### SUPPLIED RECORDS
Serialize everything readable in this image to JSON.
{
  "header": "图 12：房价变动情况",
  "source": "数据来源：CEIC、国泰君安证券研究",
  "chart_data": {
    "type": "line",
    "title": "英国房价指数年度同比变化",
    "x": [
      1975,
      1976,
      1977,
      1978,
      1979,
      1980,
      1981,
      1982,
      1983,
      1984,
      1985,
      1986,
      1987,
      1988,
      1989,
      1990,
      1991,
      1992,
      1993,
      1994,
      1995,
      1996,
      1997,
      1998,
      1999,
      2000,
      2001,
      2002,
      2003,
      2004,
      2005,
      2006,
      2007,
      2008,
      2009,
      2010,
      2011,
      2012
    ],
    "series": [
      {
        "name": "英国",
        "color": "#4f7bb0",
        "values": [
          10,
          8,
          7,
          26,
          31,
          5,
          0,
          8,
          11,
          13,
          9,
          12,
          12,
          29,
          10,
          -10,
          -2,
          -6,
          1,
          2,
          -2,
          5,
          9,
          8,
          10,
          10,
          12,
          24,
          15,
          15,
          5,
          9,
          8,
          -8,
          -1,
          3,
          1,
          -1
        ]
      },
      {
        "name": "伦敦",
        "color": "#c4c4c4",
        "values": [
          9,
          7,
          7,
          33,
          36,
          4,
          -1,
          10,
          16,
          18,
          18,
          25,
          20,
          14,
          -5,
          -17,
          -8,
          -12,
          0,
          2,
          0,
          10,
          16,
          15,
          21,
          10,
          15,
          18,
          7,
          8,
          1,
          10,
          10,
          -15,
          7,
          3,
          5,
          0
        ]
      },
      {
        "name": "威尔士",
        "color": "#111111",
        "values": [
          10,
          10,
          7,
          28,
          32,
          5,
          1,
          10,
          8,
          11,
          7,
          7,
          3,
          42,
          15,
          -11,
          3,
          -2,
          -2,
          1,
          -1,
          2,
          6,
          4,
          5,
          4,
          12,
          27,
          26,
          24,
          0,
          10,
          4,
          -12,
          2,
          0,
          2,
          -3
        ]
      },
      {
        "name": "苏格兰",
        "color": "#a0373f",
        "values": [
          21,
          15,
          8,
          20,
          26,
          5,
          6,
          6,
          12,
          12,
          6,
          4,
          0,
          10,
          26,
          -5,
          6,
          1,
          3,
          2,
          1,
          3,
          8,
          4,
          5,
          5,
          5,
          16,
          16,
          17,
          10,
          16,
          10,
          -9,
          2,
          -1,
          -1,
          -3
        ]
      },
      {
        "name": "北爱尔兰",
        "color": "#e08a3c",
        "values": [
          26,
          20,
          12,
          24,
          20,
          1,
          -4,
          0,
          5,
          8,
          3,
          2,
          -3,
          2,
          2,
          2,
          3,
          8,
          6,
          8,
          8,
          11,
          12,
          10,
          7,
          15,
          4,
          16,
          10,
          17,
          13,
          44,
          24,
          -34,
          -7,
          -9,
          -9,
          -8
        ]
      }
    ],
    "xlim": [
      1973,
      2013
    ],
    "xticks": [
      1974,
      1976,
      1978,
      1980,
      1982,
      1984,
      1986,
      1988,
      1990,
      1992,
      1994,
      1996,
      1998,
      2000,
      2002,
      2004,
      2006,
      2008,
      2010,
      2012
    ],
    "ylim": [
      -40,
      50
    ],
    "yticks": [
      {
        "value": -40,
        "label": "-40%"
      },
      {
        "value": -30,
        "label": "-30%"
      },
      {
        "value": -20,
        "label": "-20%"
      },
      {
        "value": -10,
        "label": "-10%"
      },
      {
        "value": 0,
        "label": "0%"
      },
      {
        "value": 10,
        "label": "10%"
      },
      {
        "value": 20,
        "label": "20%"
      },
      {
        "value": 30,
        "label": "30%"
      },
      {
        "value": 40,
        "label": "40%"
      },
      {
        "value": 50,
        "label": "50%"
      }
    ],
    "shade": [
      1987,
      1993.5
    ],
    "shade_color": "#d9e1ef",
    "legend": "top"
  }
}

### TASK DIRECTIONS
Report only how many lines in the records contain the word "label".

### RESPONSE TO THE TASK
10